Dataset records
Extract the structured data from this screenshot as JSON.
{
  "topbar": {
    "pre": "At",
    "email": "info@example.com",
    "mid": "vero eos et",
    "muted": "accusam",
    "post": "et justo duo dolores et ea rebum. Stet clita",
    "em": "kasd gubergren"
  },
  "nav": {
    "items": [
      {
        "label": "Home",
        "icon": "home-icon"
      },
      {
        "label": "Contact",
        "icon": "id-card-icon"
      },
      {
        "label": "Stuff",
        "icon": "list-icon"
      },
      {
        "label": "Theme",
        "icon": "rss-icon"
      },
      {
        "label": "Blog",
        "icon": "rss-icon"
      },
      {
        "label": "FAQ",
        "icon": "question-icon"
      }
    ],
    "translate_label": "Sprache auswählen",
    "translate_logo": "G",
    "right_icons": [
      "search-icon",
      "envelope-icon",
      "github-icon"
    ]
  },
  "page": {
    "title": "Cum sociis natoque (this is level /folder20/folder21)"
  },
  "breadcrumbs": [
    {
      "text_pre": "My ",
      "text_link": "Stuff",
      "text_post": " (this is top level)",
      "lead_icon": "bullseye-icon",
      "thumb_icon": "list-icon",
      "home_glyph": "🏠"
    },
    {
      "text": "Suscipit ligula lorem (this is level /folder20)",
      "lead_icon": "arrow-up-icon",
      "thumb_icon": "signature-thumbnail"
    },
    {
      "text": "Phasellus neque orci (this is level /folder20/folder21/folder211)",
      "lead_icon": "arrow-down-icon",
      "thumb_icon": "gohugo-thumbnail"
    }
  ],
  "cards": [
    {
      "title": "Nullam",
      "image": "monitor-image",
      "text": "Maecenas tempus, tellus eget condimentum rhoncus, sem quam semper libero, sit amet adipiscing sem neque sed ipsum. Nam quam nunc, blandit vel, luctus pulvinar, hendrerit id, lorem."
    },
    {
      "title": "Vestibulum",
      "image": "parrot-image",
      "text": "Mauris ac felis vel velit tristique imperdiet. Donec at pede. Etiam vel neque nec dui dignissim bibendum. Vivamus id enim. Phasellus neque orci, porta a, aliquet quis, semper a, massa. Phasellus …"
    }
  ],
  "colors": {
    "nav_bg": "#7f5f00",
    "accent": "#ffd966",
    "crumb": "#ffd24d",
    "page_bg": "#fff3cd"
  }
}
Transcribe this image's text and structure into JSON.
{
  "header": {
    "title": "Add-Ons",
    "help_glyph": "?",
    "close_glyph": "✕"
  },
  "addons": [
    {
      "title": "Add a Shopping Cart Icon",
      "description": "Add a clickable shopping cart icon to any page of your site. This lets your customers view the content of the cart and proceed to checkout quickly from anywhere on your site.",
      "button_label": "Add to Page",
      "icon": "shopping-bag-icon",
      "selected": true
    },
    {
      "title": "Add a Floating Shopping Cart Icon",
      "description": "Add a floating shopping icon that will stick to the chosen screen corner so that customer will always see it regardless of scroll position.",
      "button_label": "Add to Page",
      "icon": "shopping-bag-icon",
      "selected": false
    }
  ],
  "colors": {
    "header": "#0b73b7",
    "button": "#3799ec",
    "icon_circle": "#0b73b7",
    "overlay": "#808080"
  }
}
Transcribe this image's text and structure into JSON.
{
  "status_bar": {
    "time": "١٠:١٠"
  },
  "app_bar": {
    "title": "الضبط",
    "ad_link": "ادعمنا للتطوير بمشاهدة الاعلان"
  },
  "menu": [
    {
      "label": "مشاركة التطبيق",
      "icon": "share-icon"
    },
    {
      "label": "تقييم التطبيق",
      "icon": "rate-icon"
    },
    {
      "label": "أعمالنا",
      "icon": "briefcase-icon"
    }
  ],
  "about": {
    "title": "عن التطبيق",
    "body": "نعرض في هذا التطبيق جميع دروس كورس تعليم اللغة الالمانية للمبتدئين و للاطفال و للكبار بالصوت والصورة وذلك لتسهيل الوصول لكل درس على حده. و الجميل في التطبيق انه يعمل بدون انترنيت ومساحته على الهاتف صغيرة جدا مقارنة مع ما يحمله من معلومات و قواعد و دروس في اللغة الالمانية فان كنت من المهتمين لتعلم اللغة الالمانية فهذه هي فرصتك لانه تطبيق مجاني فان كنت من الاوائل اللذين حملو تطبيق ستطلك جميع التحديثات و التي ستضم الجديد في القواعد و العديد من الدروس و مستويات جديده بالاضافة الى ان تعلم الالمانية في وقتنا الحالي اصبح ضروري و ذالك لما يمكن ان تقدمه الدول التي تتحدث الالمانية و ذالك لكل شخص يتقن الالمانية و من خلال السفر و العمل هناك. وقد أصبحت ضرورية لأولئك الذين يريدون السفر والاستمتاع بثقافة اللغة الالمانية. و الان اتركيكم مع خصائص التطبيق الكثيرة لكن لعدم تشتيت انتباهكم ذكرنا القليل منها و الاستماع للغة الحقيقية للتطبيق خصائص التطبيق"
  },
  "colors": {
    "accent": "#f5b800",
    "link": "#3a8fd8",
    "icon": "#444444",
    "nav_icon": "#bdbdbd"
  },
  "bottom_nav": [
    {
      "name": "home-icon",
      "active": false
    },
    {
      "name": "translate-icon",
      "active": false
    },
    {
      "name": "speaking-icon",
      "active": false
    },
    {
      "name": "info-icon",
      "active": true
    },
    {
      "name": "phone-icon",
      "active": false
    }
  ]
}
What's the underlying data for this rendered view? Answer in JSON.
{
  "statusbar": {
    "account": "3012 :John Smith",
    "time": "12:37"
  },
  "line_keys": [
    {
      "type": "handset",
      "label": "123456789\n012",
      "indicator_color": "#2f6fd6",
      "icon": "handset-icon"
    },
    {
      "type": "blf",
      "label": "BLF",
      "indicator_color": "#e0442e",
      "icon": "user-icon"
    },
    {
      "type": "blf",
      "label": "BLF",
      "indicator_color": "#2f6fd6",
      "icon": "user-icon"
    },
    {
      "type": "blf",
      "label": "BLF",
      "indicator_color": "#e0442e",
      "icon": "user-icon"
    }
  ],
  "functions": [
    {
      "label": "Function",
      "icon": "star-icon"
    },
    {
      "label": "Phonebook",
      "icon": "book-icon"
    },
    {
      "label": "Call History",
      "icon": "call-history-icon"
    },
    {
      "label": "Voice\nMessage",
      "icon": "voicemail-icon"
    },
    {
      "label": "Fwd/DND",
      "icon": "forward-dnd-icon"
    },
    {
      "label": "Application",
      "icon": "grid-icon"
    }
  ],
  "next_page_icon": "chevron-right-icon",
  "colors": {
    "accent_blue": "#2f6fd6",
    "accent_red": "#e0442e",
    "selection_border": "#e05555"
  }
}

Exercise aim — Repeat the listing above without any change.

The solution —
Extract the structured data from this screenshot as JSON.
{
  "topbar": {
    "pre": "At",
    "email": "info@example.com",
    "mid": "vero eos et",
    "muted": "accusam",
    "post": "et justo duo dolores et ea rebum. Stet clita",
    "em": "kasd gubergren"
  },
  "nav": {
    "items": [
      {
        "label": "Home",
        "icon": "home-icon"
      },
      {
        "label": "Contact",
        "icon": "id-card-icon"
      },
      {
        "label": "Stuff",
        "icon": "list-icon"
      },
      {
        "label": "Theme",
        "icon": "rss-icon"
      },
      {
        "label": "Blog",
        "icon": "rss-icon"
      },
      {
        "label": "FAQ",
        "icon": "question-icon"
      }
    ],
    "translate_label": "Sprache auswählen",
    "translate_logo": "G",
    "right_icons": [
      "search-icon",
      "envelope-icon",
      "github-icon"
    ]
  },
  "page": {
    "title": "Cum sociis natoque (this is level /folder20/folder21)"
  },
  "breadcrumbs": [
    {
      "text_pre": "My ",
      "text_link": "Stuff",
      "text_post": " (this is top level)",
      "lead_icon": "bullseye-icon",
      "thumb_icon": "list-icon",
      "home_glyph": "🏠"
    },
    {
      "text": "Suscipit ligula lorem (this is level /folder20)",
      "lead_icon": "arrow-up-icon",
      "thumb_icon": "signature-thumbnail"
    },
    {
      "text": "Phasellus neque orci (this is level /folder20/folder21/folder211)",
      "lead_icon": "arrow-down-icon",
      "thumb_icon": "gohugo-thumbnail"
    }
  ],
  "cards": [
    {
      "title": "Nullam",
      "image": "monitor-image",
      "text": "Maecenas tempus, tellus eget condimentum rhoncus, sem quam semper libero, sit amet adipiscing sem neque sed ipsum. Nam quam nunc, blandit vel, luctus pulvinar, hendrerit id, lorem."
    },
    {
      "title": "Vestibulum",
      "image": "parrot-image",
      "text": "Mauris ac felis vel velit tristique imperdiet. Donec at pede. Etiam vel neque nec dui dignissim bibendum. Vivamus id enim. Phasellus neque orci, porta a, aliquet quis, semper a, massa. Phasellus …"
    }
  ],
  "colors": {
    "nav_bg": "#7f5f00",
    "accent": "#ffd966",
    "crumb": "#ffd24d",
    "page_bg": "#fff3cd"
  }
}
Transcribe this image's text and structure into JSON.
{
  "header": {
    "title": "Add-Ons",
    "help_glyph": "?",
    "close_glyph": "✕"
  },
  "addons": [
    {
      "title": "Add a Shopping Cart Icon",
      "description": "Add a clickable shopping cart icon to any page of your site. This lets your customers view the content of the cart and proceed to checkout quickly from anywhere on your site.",
      "button_label": "Add to Page",
      "icon": "shopping-bag-icon",
      "selected": true
    },
    {
      "title": "Add a Floating Shopping Cart Icon",
      "description": "Add a floating shopping icon that will stick to the chosen screen corner so that customer will always see it regardless of scroll position.",
      "button_label": "Add to Page",
      "icon": "shopping-bag-icon",
      "selected": false
    }
  ],
  "colors": {
    "header": "#0b73b7",
    "button": "#3799ec",
    "icon_circle": "#0b73b7",
    "overlay": "#808080"
  }
}
Transcribe this image's text and structure into JSON.
{
  "status_bar": {
    "time": "١٠:١٠"
  },
  "app_bar": {
    "title": "الضبط",
    "ad_link": "ادعمنا للتطوير بمشاهدة الاعلان"
  },
  "menu": [
    {
      "label": "مشاركة التطبيق",
      "icon": "share-icon"
    },
    {
      "label": "تقييم التطبيق",
      "icon": "rate-icon"
    },
    {
      "label": "أعمالنا",
      "icon": "briefcase-icon"
    }
  ],
  "about": {
    "title": "عن التطبيق",
    "body": "نعرض في هذا التطبيق جميع دروس كورس تعليم اللغة الالمانية للمبتدئين و للاطفال و للكبار بالصوت والصورة وذلك لتسهيل الوصول لكل درس على حده. و الجميل في التطبيق انه يعمل بدون انترنيت ومساحته على الهاتف صغيرة جدا مقارنة مع ما يحمله من معلومات و قواعد و دروس في اللغة الالمانية فان كنت من المهتمين لتعلم اللغة الالمانية فهذه هي فرصتك لانه تطبيق مجاني فان كنت من الاوائل اللذين حملو تطبيق ستطلك جميع التحديثات و التي ستضم الجديد في القواعد و العديد من الدروس و مستويات جديده بالاضافة الى ان تعلم الالمانية في وقتنا الحالي اصبح ضروري و ذالك لما يمكن ان تقدمه الدول التي تتحدث الالمانية و ذالك لكل شخص يتقن الالمانية و من خلال السفر و العمل هناك. وقد أصبحت ضرورية لأولئك الذين يريدون السفر والاستمتاع بثقافة اللغة الالمانية. و الان اتركيكم مع خصائص التطبيق الكثيرة لكن لعدم تشتيت انتباهكم ذكرنا القليل منها و الاستماع للغة الحقيقية للتطبيق خصائص التطبيق"
  },
  "colors": {
    "accent": "#f5b800",
    "link": "#3a8fd8",
    "icon": "#444444",
    "nav_icon": "#bdbdbd"
  },
  "bottom_nav": [
    {
      "name": "home-icon",
      "active": false
    },
    {
      "name": "translate-icon",
      "active": false
    },
    {
      "name": "speaking-icon",
      "active": false
    },
    {
      "name": "info-icon",
      "active": true
    },
    {
      "name": "phone-icon",
      "active": false
    }
  ]
}
What's the underlying data for this rendered view? Answer in JSON.
{
  "statusbar": {
    "account": "3012 :John Smith",
    "time": "12:37"
  },
  "line_keys": [
    {
      "type": "handset",
      "label": "123456789\n012",
      "indicator_color": "#2f6fd6",
      "icon": "handset-icon"
    },
    {
      "type": "blf",
      "label": "BLF",
      "indicator_color": "#e0442e",
      "icon": "user-icon"
    },
    {
      "type": "blf",
      "label": "BLF",
      "indicator_color": "#2f6fd6",
      "icon": "user-icon"
    },
    {
      "type": "blf",
      "label": "BLF",
      "indicator_color": "#e0442e",
      "icon": "user-icon"
    }
  ],
  "functions": [
    {
      "label": "Function",
      "icon": "star-icon"
    },
    {
      "label": "Phonebook",
      "icon": "book-icon"
    },
    {
      "label": "Call History",
      "icon": "call-history-icon"
    },
    {
      "label": "Voice\nMessage",
      "icon": "voicemail-icon"
    },
    {
      "label": "Fwd/DND",
      "icon": "forward-dnd-icon"
    },
    {
      "label": "Application",
      "icon": "grid-icon"
    }
  ],
  "next_page_icon": "chevron-right-icon",
  "colors": {
    "accent_blue": "#2f6fd6",
    "accent_red": "#e0442e",
    "selection_border": "#e05555"
  }
}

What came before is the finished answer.